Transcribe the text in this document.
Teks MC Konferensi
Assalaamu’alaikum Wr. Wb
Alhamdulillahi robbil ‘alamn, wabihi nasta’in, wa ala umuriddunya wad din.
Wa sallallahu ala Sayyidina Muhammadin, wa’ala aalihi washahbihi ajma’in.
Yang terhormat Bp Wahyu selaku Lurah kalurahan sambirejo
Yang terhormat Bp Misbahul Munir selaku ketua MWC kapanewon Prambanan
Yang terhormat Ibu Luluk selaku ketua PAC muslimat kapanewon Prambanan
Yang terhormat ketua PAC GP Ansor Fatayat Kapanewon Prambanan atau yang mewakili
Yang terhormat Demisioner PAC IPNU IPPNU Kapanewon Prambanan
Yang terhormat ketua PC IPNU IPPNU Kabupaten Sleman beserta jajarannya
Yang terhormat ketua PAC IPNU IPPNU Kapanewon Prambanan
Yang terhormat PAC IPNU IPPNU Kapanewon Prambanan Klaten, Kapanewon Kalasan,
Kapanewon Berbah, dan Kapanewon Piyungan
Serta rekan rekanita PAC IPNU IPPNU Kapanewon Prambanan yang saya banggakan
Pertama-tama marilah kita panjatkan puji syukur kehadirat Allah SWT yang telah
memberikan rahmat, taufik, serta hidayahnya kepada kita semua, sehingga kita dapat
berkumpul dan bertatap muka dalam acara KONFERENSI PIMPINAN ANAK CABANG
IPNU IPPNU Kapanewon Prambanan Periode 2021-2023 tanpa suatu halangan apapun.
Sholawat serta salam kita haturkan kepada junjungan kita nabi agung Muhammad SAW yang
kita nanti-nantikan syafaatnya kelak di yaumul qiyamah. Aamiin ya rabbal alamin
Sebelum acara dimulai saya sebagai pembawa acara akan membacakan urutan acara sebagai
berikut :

+++

Work to do: Look over the listing above. Pick out and copy every line that includes "IPPNU".

The reply:
Yang terhormat Demisioner PAC IPNU IPPNU Kapanewon Prambanan
Yang terhormat ketua PC IPNU IPPNU Kabupaten Sleman beserta jajarannya
Yang terhormat ketua PAC IPNU IPPNU Kapanewon Prambanan
Yang terhormat PAC IPNU IPPNU Kapanewon Prambanan Klaten, Kapanewon Kalasan,
Serta rekan rekanita PAC IPNU IPPNU Kapanewon Prambanan yang saya banggakan
IPNU IPPNU Kapanewon Prambanan Periode 2021-2023 tanpa suatu halangan apapun.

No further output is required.